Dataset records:
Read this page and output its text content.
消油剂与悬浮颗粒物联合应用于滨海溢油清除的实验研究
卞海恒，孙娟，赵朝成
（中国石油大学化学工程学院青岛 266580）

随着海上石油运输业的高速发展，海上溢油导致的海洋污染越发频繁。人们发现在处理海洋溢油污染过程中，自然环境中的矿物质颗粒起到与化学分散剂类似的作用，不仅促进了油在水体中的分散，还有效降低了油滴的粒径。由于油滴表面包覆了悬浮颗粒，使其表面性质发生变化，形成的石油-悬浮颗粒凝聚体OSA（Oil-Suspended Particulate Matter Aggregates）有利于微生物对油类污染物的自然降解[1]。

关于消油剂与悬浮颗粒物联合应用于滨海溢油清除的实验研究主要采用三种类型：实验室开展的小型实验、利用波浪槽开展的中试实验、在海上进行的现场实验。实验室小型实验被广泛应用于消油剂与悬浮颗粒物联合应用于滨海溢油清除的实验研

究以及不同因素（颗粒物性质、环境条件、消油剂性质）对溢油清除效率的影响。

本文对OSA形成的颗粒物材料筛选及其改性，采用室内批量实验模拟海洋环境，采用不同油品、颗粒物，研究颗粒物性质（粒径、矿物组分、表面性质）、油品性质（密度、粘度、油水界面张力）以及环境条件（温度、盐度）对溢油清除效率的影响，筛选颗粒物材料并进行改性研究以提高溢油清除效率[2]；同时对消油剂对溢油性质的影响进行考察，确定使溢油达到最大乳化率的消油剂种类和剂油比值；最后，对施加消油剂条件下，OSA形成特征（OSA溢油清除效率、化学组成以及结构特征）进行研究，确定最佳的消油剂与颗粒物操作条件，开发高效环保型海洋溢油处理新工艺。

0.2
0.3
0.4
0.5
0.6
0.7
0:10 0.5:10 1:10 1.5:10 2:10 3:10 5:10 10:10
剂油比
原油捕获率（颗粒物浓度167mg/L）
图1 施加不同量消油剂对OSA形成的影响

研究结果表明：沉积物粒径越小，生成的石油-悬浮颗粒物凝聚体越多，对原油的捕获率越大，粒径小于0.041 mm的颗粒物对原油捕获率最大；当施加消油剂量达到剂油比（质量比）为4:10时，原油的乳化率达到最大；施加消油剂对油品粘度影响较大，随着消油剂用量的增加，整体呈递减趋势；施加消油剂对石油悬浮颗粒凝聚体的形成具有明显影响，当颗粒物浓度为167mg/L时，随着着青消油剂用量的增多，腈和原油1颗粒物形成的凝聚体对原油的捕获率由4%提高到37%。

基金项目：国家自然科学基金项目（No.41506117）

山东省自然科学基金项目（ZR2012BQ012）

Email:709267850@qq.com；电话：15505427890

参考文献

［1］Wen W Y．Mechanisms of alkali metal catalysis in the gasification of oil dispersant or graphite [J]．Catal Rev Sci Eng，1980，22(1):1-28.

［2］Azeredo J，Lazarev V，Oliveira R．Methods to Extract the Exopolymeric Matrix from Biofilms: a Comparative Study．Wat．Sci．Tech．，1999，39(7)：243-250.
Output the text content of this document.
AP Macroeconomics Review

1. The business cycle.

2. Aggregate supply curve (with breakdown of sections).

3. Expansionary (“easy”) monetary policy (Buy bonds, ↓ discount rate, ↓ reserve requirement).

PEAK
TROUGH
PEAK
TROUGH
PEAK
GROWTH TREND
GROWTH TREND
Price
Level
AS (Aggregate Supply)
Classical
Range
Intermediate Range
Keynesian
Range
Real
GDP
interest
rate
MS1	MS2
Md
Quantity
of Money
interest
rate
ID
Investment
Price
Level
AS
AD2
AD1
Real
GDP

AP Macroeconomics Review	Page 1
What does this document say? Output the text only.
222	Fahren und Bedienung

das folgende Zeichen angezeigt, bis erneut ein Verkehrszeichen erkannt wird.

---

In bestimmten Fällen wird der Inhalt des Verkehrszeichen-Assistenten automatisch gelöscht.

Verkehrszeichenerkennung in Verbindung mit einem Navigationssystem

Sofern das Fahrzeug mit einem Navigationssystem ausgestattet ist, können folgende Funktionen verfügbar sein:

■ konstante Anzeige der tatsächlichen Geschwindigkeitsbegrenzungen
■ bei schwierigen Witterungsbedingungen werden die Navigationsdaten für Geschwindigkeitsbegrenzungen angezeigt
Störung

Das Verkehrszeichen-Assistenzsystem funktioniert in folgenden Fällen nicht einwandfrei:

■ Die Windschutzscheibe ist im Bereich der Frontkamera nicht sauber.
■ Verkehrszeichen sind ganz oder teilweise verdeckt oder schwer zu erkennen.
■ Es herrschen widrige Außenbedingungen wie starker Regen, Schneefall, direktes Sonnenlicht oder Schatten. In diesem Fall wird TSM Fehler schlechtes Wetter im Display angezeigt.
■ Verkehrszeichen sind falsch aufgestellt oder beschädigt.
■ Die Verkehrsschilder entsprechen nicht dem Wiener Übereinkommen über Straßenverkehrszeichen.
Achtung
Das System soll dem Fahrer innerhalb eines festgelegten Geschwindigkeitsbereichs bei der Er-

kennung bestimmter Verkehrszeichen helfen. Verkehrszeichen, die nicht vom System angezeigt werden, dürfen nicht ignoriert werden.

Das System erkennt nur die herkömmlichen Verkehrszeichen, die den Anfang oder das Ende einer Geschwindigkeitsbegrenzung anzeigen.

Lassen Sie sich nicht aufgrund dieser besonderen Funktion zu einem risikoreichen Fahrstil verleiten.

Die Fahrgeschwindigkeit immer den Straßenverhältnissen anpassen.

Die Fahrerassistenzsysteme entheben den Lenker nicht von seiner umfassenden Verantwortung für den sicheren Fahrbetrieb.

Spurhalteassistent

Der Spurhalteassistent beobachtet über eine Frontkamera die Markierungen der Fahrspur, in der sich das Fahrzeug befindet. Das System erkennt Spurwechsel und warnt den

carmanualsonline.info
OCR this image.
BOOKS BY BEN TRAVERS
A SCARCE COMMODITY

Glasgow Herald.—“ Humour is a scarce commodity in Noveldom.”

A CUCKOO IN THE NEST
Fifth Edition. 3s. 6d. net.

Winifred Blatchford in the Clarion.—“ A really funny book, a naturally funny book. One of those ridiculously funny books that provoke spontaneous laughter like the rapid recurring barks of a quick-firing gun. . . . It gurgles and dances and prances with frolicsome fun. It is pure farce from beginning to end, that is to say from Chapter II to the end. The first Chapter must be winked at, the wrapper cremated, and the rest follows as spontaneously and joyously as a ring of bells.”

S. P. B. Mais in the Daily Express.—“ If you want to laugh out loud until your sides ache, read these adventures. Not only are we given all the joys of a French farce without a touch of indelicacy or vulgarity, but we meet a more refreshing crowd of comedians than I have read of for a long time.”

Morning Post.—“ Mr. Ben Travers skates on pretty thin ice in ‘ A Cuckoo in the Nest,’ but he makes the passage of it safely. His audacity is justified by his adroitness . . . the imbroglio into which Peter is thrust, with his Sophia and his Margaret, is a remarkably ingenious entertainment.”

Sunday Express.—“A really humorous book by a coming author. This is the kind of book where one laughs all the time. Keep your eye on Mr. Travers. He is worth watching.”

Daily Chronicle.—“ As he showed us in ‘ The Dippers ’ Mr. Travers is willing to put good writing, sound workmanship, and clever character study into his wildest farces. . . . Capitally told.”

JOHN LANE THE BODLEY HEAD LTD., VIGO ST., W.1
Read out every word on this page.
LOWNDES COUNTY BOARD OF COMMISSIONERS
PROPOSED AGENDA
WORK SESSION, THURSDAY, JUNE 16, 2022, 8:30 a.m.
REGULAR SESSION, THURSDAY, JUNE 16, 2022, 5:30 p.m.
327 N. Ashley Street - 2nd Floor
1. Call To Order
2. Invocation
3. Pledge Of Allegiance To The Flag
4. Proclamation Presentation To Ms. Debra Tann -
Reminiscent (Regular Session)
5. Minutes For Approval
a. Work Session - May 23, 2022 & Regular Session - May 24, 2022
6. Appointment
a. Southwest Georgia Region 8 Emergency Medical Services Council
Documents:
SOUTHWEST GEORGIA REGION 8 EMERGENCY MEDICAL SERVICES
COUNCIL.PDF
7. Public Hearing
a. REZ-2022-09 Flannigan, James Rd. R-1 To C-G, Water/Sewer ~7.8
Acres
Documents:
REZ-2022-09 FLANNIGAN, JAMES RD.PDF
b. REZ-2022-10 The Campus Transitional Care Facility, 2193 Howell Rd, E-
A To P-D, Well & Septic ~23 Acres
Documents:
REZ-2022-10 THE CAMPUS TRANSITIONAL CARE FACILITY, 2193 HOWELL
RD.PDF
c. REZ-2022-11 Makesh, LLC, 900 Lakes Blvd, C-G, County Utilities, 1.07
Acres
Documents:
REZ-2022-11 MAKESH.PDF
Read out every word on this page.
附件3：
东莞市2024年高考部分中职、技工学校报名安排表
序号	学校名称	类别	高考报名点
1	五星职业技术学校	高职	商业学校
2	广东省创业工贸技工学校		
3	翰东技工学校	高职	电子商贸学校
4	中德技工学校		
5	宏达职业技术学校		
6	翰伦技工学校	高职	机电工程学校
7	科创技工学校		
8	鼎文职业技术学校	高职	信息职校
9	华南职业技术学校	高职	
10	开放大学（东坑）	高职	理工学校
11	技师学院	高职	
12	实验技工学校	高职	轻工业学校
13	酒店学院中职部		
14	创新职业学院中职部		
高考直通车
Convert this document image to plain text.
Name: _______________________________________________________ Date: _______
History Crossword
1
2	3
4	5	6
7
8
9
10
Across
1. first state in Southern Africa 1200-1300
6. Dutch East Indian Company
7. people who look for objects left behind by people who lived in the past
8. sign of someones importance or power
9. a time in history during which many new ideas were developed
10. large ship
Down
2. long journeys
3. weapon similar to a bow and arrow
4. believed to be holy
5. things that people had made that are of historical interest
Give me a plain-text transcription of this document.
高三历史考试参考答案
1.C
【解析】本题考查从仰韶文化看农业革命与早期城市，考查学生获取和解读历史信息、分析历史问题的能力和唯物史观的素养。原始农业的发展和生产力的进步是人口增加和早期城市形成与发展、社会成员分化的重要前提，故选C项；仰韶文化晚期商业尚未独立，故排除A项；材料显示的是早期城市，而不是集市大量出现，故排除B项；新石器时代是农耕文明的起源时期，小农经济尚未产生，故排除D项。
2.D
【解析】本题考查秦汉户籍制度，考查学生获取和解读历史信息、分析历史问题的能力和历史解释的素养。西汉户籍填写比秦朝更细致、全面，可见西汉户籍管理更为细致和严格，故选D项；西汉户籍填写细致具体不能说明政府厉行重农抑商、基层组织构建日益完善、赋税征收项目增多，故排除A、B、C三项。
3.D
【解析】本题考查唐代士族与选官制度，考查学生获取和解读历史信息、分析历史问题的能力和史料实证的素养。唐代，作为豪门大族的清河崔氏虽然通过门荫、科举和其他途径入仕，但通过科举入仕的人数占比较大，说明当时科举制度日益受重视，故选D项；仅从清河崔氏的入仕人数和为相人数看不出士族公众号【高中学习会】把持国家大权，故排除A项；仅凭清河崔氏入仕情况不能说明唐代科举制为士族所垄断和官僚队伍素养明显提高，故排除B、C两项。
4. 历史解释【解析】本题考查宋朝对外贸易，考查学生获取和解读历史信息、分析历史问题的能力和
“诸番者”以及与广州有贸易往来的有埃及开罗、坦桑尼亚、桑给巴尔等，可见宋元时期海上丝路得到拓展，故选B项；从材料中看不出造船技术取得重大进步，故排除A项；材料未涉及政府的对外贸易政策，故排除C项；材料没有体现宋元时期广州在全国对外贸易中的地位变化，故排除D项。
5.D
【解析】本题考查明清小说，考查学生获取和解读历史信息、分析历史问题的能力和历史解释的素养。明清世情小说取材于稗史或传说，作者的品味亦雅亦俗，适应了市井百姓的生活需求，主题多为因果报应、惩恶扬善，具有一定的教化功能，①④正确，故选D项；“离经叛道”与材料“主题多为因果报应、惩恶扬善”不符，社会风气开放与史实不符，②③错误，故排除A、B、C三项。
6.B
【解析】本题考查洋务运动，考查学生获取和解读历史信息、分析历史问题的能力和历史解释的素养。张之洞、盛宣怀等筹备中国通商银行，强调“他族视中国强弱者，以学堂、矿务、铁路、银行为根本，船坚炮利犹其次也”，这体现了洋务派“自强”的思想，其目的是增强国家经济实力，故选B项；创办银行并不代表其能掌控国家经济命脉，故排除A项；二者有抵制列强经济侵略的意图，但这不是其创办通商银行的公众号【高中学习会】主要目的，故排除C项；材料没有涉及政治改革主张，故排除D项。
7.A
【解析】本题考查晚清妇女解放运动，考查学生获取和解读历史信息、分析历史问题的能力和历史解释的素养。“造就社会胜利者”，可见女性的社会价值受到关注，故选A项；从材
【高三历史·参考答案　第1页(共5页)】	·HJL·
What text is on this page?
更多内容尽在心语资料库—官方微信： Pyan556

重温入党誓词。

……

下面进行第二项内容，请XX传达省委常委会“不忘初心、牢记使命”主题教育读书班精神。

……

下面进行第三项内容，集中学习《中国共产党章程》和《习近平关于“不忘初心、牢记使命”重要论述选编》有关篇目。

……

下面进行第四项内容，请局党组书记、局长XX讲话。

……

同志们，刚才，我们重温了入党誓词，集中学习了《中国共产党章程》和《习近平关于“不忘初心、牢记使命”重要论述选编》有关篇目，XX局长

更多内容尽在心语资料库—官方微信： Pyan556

* WHAT YOU ARE ASKED TO DO *
Write out exactly the final stretch of the records: the line containing "What text is on this page?" and every line after it, through the last, and nothing else.

* IN RESPONSE *
What text is on this page?
更多内容尽在心语资料库—官方微信： Pyan556

重温入党誓词。

……

下面进行第二项内容，请XX传达省委常委会“不忘初心、牢记使命”主题教育读书班精神。

……

下面进行第三项内容，集中学习《中国共产党章程》和《习近平关于“不忘初心、牢记使命”重要论述选编》有关篇目。

……

下面进行第四项内容，请局党组书记、局长XX讲话。

……

同志们，刚才，我们重温了入党誓词，集中学习了《中国共产党章程》和《习近平关于“不忘初心、牢记使命”重要论述选编》有关篇目，XX局长

更多内容尽在心语资料库—官方微信： Pyan556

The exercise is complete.